(Records from a data collection)

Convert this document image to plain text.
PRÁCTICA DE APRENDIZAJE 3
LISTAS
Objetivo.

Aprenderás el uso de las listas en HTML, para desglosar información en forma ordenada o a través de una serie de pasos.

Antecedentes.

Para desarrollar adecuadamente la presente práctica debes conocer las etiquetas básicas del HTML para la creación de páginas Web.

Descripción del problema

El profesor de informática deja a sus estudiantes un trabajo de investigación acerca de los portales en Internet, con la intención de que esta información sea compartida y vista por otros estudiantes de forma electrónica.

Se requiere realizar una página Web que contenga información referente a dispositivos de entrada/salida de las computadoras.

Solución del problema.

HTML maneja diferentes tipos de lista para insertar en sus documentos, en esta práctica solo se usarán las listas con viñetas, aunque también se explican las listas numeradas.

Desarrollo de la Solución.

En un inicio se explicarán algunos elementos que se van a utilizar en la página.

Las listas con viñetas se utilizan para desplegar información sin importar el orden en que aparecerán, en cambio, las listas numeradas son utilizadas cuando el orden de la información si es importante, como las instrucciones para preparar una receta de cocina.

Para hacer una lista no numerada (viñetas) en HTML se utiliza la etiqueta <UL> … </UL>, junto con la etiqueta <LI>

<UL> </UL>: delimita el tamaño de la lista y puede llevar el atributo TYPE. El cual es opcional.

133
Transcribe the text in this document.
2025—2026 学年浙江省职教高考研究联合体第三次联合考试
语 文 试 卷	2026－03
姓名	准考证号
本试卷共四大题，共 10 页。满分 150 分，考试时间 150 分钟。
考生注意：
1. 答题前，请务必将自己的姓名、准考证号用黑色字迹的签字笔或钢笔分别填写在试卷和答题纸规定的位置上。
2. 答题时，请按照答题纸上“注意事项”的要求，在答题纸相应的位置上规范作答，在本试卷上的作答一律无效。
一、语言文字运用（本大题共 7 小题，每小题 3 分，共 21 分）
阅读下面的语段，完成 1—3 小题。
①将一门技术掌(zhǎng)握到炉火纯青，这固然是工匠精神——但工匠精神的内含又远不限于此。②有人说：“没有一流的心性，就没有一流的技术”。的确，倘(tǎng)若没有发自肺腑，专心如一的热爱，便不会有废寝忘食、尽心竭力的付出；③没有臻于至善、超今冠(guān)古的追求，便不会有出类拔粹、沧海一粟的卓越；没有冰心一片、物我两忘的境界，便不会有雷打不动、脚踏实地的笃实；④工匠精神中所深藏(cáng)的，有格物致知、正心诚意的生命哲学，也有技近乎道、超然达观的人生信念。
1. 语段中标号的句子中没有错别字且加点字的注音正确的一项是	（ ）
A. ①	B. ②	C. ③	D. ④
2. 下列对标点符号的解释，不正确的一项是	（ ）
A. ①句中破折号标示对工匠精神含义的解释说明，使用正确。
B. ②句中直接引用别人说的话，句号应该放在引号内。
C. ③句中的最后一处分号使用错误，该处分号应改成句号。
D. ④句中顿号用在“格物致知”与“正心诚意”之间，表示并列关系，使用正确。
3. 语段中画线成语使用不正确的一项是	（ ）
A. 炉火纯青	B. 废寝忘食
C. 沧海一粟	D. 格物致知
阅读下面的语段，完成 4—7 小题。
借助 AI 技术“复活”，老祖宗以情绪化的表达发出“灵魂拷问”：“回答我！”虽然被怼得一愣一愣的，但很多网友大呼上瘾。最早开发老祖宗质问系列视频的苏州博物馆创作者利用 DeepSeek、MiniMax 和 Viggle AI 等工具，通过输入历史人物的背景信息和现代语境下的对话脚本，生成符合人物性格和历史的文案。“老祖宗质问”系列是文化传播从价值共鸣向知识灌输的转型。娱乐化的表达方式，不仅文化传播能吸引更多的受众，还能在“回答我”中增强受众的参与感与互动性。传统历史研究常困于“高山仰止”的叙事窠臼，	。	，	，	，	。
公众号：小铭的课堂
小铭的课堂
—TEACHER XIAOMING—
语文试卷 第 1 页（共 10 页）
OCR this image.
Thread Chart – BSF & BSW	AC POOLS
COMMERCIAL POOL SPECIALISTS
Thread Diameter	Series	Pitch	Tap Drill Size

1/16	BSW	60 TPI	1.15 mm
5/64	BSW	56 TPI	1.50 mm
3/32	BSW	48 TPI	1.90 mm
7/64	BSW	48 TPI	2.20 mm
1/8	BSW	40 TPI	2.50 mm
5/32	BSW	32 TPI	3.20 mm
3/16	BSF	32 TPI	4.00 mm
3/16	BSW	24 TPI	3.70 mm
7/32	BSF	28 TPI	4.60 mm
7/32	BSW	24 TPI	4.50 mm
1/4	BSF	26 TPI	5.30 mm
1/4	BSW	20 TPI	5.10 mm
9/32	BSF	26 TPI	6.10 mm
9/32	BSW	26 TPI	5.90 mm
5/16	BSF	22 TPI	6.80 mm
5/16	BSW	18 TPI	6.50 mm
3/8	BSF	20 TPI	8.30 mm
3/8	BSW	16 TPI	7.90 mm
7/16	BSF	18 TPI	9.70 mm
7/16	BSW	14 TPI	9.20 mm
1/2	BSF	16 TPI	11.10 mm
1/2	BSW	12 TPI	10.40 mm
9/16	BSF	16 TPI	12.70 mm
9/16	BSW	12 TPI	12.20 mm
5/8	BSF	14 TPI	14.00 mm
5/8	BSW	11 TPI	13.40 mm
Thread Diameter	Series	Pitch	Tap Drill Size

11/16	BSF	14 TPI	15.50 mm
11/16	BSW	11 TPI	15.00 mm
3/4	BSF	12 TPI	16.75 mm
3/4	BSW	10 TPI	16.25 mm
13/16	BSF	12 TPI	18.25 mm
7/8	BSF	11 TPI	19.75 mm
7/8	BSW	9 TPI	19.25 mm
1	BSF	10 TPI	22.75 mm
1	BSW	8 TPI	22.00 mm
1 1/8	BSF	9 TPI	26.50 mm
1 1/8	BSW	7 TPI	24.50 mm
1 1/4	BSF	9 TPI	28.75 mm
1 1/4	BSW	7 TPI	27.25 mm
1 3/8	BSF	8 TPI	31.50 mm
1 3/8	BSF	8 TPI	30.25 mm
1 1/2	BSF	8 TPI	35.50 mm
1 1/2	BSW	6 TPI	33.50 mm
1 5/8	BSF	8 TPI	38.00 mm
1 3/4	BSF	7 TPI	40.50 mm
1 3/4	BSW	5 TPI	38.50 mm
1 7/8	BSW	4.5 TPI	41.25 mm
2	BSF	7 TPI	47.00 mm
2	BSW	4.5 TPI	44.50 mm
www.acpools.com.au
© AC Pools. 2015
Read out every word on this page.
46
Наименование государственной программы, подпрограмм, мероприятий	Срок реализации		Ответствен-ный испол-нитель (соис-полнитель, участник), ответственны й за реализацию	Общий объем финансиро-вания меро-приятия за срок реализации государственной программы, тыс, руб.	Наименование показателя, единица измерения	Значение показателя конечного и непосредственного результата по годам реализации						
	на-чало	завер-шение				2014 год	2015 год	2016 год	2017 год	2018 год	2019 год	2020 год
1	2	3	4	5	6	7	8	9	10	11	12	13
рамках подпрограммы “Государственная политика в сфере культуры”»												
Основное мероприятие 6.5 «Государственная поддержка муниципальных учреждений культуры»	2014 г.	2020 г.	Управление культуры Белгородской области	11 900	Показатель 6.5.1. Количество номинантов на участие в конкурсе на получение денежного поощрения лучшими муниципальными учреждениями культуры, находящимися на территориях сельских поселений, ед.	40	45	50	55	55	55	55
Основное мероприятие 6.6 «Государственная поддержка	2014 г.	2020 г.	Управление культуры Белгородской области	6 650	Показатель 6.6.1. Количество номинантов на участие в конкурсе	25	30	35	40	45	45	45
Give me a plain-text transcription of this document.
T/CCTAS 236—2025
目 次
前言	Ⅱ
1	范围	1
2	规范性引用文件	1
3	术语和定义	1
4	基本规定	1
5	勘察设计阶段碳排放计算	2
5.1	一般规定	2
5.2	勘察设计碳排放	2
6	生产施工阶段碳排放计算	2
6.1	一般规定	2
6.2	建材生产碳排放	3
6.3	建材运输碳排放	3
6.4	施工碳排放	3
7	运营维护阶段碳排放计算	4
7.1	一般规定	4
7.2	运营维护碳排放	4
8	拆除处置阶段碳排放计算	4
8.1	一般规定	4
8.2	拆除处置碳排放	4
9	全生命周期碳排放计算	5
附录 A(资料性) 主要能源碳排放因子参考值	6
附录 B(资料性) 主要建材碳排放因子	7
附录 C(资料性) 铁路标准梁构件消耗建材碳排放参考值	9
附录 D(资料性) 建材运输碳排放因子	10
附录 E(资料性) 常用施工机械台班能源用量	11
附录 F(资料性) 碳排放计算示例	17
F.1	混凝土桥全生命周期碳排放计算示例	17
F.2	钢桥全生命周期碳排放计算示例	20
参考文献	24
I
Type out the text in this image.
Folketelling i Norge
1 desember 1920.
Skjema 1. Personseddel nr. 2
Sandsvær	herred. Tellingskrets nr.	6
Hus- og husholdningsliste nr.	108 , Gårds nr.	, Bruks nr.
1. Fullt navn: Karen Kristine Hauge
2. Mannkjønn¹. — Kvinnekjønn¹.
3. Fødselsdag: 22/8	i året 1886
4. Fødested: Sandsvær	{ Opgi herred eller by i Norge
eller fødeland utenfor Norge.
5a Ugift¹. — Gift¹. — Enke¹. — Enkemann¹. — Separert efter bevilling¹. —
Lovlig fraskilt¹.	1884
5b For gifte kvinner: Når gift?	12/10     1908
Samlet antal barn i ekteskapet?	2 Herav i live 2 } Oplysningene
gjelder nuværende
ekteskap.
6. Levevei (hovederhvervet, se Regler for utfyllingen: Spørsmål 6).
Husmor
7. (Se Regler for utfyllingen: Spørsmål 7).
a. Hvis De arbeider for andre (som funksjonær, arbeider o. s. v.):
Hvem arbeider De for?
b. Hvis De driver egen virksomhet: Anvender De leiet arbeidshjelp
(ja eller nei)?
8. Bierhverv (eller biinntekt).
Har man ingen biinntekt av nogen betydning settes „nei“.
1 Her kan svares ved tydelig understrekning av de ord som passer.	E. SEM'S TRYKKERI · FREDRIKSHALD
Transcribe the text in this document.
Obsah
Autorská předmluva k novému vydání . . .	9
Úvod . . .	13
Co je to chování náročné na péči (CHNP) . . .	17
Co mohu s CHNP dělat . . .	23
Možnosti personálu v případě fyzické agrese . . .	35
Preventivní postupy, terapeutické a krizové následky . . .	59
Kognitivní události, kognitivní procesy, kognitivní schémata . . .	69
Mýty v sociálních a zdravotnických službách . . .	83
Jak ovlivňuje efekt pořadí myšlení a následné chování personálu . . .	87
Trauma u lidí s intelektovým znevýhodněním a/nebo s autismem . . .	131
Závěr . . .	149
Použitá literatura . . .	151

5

Goal of the exercise => Which lines contain the word "image"? Return each of them.

Exercise output =>
Convert this document image to plain text.
OCR this image.
Type out the text in this image.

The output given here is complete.